◆ **WHAT THIS TASK INVOLVES**: Find the string "grid" in the data, then copy every line where it is found.

◆ **LISTED RECORDS**:
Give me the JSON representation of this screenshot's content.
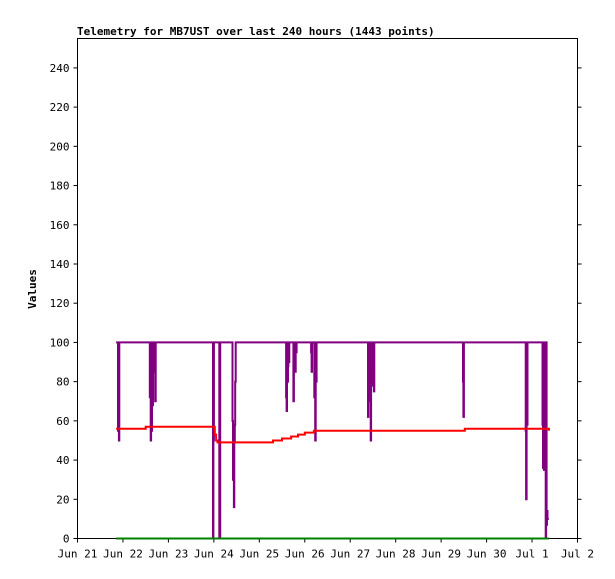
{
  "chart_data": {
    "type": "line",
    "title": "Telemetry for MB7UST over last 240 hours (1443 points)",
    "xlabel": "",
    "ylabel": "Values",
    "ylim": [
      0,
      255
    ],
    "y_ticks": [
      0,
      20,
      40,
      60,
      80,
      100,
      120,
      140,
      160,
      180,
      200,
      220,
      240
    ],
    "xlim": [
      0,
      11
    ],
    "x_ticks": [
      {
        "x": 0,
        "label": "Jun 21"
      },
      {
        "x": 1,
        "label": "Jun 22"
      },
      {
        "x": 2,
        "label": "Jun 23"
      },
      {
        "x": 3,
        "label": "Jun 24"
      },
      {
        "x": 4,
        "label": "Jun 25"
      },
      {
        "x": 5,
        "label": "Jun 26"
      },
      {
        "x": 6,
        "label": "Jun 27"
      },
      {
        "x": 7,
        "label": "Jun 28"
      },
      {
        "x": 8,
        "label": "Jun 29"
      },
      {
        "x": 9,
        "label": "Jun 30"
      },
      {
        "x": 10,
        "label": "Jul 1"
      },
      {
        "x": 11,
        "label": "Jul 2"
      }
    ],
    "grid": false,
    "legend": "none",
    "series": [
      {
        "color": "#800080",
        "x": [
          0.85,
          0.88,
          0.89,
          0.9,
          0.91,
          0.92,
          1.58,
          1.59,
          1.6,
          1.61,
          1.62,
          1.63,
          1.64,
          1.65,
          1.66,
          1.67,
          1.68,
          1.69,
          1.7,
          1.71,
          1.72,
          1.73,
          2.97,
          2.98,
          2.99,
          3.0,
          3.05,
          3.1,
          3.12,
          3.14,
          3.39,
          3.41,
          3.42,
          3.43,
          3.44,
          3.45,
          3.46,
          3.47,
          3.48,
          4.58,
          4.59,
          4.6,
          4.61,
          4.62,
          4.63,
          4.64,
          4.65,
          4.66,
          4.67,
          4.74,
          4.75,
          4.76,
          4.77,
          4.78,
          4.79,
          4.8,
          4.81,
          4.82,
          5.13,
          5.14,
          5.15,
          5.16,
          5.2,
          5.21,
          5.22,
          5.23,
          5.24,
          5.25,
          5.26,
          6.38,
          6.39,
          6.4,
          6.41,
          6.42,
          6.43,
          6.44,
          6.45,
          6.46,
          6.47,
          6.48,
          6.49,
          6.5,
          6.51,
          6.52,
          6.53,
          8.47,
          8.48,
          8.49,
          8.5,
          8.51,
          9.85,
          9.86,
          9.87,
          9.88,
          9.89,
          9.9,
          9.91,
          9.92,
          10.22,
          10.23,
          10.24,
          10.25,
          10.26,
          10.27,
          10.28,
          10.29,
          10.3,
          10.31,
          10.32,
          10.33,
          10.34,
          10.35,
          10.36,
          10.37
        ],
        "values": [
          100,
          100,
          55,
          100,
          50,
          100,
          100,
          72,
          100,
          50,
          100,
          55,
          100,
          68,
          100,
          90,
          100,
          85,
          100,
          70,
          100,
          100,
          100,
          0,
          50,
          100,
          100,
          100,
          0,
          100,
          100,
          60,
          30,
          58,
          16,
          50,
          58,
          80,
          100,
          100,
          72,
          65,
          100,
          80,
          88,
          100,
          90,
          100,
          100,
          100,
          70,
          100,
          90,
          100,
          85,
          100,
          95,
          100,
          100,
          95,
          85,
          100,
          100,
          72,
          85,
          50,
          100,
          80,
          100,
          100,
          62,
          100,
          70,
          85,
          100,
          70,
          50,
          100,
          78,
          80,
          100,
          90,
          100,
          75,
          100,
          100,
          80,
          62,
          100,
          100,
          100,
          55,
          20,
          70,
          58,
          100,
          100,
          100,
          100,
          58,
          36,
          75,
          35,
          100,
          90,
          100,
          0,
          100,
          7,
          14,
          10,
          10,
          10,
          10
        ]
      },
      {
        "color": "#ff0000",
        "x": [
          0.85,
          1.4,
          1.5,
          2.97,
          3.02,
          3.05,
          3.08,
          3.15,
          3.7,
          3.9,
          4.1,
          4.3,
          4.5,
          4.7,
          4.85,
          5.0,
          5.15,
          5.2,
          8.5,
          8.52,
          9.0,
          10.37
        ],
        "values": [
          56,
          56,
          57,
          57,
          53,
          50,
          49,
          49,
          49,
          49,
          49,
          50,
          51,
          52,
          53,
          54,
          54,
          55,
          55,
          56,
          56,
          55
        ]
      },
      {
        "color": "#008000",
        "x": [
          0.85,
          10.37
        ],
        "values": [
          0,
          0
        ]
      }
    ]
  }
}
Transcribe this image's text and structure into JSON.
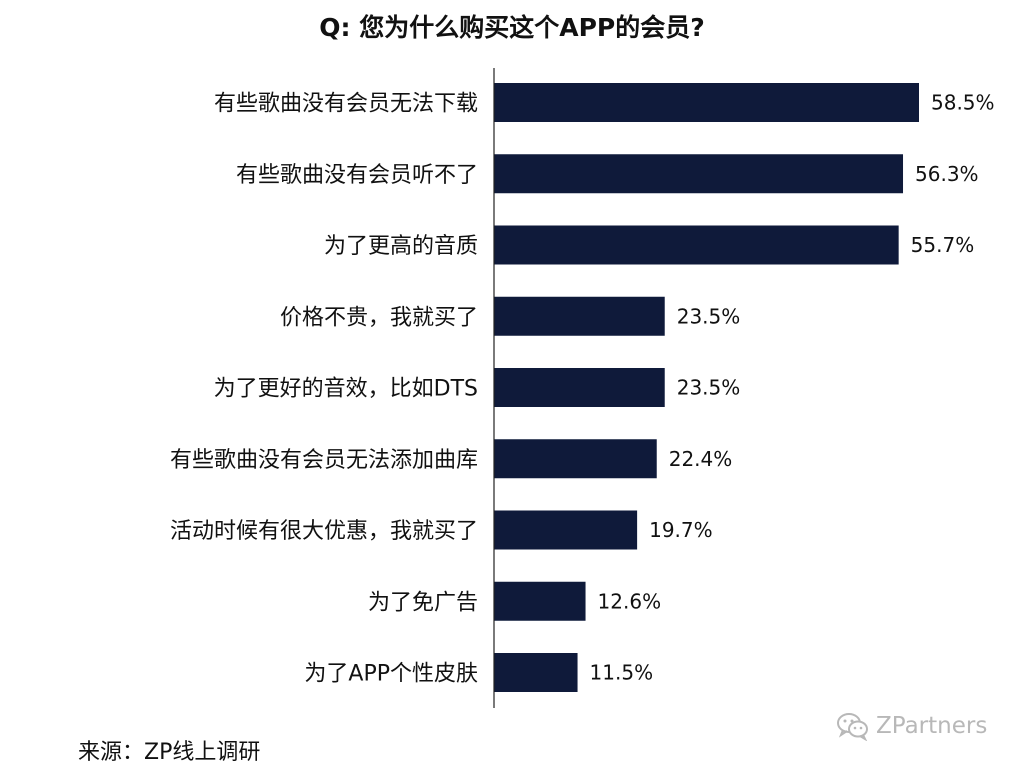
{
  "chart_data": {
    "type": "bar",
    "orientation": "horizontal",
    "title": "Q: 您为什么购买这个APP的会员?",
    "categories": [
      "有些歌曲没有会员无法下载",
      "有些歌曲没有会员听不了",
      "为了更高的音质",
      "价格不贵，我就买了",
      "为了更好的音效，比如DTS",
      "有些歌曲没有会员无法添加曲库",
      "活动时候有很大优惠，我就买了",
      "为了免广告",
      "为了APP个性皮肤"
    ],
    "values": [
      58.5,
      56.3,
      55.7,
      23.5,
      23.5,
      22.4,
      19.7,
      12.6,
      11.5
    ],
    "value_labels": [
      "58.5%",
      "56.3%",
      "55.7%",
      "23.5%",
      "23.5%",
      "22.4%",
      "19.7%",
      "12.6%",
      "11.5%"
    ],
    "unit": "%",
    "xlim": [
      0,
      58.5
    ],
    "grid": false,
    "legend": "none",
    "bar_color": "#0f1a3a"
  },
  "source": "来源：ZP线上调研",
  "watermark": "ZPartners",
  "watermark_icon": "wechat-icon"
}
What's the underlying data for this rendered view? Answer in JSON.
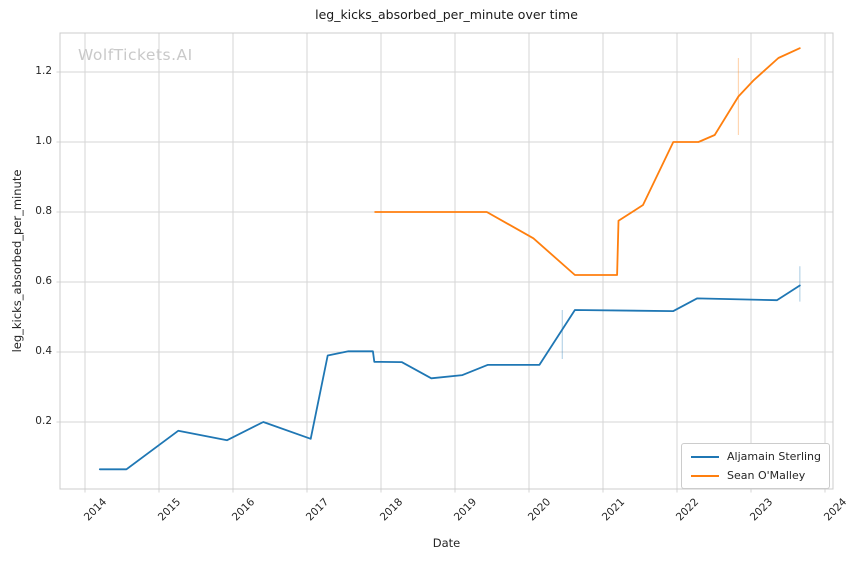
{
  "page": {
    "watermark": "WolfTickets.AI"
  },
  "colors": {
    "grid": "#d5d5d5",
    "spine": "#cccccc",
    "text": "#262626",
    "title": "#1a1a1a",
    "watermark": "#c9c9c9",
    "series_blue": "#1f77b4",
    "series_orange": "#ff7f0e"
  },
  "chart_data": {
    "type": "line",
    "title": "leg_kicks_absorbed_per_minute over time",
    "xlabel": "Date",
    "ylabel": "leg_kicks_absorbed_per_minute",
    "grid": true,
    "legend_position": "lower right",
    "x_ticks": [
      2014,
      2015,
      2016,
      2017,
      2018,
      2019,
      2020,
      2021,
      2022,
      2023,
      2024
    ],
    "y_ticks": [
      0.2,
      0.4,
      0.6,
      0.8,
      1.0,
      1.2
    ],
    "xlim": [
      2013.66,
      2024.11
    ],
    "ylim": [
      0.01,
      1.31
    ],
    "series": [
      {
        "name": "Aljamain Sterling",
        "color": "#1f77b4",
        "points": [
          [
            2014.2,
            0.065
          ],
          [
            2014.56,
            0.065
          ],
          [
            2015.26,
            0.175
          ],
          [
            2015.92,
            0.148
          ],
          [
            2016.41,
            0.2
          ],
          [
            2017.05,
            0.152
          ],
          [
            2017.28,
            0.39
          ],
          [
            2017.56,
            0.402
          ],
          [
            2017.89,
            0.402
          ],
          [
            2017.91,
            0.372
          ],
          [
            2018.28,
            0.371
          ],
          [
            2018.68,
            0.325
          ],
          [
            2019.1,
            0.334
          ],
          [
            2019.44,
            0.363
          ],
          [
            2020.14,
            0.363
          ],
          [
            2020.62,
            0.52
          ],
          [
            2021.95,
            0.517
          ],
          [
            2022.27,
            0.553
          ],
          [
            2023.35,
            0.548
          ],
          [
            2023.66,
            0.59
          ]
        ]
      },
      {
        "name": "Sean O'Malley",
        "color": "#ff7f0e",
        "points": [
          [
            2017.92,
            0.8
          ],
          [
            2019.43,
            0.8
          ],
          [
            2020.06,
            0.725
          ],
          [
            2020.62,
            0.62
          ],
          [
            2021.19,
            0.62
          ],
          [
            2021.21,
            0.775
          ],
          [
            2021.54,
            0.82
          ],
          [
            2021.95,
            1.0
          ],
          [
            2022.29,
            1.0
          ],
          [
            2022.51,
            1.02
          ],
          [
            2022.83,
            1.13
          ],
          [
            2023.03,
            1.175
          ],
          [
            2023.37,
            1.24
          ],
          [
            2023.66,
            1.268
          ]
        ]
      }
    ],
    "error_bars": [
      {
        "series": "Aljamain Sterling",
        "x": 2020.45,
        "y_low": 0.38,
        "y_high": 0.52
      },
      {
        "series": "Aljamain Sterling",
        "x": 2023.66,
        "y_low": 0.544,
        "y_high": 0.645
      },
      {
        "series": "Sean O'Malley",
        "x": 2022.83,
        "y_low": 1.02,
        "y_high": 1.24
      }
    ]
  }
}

◆ **RESPONSE TO THIS EXERCISE**:
    "grid": false,
    "grid": false,
    "grid": "#d5d5d5",
    "grid": true,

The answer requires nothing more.